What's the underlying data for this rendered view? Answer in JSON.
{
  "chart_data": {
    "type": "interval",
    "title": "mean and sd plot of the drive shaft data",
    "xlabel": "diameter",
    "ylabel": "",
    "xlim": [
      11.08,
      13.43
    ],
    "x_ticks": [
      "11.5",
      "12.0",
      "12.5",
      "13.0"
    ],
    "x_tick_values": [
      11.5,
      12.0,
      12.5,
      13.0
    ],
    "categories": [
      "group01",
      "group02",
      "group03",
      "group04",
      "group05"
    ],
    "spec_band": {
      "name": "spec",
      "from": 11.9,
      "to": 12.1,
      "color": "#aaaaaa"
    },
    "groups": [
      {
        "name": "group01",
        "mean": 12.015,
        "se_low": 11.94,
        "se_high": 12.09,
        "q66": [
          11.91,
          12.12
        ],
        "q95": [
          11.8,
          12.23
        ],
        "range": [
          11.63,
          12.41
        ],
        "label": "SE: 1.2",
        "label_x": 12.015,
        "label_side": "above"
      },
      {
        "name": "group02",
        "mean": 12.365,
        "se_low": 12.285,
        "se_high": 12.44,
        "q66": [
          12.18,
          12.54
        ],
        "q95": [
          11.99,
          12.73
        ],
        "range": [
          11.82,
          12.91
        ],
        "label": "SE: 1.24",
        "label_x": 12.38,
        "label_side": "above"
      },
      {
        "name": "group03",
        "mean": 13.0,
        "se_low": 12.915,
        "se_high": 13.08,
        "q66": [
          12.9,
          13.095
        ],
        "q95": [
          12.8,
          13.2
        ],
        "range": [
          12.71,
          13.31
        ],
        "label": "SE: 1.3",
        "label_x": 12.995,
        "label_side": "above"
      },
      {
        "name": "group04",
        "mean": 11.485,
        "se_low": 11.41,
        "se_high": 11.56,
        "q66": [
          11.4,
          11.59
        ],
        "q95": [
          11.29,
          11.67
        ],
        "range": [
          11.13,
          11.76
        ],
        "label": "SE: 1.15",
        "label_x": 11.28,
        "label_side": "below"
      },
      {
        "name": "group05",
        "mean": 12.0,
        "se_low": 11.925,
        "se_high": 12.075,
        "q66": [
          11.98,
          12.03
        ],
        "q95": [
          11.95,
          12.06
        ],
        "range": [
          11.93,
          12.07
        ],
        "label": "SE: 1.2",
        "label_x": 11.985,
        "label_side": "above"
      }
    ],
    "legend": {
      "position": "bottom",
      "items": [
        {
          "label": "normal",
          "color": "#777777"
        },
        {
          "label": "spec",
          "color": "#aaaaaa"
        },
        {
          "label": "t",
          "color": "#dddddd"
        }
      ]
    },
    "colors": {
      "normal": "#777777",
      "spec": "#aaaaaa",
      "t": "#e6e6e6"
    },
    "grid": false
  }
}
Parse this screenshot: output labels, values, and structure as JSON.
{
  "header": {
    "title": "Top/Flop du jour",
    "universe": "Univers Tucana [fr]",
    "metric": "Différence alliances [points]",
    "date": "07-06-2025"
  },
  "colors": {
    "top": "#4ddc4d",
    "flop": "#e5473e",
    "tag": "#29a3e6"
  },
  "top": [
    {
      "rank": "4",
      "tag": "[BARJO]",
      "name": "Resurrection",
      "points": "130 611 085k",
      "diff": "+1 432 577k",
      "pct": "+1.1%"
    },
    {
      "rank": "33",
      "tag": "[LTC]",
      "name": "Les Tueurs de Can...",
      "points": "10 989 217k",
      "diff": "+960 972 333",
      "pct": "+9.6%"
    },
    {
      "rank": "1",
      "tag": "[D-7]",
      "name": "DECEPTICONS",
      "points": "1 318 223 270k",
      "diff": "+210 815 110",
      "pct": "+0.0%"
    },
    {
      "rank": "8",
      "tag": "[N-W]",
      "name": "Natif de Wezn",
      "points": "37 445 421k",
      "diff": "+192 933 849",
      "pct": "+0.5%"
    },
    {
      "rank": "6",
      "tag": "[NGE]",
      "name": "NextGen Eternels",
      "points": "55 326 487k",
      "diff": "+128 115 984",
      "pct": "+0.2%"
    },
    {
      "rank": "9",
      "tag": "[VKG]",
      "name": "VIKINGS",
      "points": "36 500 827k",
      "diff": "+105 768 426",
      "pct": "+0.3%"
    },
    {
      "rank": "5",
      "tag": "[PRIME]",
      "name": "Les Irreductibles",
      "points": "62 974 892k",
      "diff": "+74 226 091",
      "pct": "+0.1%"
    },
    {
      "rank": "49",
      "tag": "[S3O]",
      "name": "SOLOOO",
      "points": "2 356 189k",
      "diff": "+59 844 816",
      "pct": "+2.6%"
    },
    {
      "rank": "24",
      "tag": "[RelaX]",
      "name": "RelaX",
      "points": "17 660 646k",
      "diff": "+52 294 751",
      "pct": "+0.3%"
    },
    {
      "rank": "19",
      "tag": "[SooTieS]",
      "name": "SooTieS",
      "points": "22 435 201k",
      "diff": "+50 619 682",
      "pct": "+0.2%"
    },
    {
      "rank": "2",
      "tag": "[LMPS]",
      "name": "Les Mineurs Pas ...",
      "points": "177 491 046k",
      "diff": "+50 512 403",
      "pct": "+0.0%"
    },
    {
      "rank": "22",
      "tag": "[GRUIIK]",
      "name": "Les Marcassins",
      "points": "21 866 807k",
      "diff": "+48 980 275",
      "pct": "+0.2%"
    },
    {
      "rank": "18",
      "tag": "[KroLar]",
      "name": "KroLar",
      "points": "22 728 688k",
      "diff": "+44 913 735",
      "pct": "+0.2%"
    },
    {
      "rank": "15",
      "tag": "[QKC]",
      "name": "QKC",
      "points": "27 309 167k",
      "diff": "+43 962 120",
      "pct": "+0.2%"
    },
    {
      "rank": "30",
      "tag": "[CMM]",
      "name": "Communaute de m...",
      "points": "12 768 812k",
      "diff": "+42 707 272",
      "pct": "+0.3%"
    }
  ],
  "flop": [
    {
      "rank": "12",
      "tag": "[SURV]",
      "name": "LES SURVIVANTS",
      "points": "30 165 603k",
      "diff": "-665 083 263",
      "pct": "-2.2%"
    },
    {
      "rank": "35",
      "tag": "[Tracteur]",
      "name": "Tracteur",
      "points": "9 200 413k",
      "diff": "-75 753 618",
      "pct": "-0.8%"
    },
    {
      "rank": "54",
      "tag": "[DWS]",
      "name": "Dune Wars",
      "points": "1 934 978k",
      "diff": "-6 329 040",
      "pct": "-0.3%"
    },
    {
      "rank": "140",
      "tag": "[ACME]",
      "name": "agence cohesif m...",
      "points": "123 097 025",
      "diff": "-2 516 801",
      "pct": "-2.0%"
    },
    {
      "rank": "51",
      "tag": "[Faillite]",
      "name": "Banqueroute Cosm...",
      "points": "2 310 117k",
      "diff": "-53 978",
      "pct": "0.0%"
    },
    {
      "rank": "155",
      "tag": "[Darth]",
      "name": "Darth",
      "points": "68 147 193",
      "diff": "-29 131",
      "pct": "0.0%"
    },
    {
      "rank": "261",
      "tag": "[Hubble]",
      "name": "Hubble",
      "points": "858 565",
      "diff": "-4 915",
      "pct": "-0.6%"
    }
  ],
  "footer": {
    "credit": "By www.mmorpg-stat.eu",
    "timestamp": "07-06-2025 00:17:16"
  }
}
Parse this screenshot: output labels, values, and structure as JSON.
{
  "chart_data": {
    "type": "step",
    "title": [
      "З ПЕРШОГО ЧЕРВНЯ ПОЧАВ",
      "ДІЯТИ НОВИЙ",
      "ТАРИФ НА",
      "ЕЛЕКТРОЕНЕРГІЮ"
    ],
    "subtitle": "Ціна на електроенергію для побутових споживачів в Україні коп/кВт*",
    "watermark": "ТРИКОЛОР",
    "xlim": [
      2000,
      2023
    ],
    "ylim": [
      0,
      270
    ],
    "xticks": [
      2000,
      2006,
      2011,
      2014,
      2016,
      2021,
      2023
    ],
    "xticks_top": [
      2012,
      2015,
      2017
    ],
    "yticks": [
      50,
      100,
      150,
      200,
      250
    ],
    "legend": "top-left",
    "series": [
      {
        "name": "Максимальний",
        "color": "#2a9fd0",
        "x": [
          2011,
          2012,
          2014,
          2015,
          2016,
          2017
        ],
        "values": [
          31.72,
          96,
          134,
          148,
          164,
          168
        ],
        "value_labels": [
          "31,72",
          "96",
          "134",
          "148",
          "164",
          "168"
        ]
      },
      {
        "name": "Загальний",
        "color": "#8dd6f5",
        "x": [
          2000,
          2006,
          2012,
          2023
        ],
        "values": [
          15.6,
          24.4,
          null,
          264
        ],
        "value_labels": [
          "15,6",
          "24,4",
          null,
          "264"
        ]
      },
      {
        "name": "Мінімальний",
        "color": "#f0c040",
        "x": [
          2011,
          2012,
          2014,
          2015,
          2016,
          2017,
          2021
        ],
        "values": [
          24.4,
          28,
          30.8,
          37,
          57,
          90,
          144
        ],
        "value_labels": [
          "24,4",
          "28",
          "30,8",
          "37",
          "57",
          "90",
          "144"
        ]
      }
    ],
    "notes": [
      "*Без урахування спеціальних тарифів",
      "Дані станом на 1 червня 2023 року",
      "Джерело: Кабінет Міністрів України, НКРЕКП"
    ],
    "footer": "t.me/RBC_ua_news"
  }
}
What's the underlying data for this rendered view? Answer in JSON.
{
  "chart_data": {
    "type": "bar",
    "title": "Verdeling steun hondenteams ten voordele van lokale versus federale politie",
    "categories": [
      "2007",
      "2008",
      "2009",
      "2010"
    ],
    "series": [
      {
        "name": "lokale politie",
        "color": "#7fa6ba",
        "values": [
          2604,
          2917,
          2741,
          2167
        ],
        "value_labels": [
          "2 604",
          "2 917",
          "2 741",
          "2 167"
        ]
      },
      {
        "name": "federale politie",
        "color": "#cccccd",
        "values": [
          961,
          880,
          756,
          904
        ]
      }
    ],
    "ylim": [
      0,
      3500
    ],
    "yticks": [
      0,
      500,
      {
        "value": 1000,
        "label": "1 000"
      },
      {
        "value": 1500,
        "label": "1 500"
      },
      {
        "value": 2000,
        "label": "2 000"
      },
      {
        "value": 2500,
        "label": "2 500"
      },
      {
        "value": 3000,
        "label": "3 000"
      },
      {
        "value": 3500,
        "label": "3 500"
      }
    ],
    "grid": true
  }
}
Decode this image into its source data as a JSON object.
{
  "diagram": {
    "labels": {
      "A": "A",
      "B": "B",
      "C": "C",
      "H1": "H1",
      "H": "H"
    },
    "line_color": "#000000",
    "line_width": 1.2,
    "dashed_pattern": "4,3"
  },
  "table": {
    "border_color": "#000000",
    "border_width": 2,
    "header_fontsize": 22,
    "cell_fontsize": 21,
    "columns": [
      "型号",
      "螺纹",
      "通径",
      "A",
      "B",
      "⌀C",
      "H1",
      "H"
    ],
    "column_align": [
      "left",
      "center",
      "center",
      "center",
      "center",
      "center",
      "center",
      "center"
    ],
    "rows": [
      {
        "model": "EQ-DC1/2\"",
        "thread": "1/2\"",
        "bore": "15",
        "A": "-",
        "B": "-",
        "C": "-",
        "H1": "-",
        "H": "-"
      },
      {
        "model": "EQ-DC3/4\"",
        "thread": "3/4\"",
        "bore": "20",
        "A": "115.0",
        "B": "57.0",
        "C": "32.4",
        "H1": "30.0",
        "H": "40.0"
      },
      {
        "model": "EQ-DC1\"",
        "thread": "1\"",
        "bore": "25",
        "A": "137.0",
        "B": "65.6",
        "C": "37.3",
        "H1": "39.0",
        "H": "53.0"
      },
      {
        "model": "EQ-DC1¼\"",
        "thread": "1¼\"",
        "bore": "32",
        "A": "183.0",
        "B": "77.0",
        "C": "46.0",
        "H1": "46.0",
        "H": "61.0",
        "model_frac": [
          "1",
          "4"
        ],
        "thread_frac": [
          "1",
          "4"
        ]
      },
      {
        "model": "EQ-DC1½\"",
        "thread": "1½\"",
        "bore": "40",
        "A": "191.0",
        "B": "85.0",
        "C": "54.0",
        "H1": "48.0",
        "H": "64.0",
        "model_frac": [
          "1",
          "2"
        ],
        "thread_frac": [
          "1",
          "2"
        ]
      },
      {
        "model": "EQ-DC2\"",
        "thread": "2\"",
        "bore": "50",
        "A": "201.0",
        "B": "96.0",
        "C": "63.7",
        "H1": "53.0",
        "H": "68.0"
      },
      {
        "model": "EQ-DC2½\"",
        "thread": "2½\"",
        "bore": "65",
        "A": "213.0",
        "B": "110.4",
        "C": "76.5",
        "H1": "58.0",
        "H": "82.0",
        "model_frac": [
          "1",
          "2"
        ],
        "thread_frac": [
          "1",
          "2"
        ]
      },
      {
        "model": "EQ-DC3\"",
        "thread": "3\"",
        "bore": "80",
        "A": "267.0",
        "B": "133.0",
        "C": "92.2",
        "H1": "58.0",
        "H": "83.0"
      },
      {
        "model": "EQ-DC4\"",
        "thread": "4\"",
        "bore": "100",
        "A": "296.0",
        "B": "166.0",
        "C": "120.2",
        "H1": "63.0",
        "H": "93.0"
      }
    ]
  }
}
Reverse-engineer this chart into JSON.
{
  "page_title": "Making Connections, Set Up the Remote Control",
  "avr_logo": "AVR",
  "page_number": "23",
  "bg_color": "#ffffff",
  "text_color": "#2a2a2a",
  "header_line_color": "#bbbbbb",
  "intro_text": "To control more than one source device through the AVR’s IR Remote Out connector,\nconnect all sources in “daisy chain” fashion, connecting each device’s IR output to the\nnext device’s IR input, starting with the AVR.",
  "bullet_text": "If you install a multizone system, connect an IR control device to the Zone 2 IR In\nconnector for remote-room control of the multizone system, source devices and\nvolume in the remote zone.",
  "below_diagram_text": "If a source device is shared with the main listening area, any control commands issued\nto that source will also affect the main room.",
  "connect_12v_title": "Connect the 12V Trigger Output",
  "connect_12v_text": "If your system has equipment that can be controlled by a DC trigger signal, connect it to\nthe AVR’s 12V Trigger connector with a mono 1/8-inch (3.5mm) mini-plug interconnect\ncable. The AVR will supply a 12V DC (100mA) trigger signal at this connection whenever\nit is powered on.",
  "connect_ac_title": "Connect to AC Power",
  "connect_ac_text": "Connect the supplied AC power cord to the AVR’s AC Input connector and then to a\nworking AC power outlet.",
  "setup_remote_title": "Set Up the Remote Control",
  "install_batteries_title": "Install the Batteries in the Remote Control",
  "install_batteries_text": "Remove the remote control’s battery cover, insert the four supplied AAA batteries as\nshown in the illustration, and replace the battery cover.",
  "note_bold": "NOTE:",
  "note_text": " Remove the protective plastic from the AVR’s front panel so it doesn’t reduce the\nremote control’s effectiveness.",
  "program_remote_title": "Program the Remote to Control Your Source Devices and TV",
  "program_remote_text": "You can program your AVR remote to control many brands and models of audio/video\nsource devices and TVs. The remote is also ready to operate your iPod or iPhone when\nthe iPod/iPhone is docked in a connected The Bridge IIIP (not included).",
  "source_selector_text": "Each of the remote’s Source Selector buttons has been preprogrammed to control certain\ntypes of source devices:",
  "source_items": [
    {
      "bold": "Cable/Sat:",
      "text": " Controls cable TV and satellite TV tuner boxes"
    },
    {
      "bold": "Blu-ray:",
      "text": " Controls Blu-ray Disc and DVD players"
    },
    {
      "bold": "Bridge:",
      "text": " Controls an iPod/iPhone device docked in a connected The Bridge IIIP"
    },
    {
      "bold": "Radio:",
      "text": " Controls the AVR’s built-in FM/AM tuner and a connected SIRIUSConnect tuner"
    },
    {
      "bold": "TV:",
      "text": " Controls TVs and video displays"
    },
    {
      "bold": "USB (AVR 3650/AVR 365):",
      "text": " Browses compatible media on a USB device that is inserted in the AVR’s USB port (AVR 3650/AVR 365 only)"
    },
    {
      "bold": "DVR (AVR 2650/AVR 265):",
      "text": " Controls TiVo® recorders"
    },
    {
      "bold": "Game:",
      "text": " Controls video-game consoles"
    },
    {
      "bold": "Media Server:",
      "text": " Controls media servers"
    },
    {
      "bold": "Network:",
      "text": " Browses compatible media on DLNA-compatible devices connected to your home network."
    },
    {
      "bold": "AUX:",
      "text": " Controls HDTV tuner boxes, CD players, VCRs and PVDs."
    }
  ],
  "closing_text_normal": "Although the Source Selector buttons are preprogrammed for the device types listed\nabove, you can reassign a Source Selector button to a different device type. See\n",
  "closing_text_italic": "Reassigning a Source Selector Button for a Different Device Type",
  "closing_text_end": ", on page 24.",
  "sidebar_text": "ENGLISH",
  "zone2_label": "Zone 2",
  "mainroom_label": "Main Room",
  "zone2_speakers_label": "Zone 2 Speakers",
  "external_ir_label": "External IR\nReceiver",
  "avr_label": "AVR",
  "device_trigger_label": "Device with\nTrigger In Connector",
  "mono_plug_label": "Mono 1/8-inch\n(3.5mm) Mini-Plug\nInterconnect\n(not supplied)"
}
____________
# TASK STATEMENT
Check each line of the records for the word "IIIP", and show the lines that contain it.

# FULL RESPONSE
  "program_remote_text": "You can program your AVR remote to control many brands and models of audio/video\nsource devices and TVs. The remote is also ready to operate your iPod or iPhone when\nthe iPod/iPhone is docked in a connected The Bridge IIIP (not included).",
      "text": " Controls an iPod/iPhone device docked in a connected The Bridge IIIP"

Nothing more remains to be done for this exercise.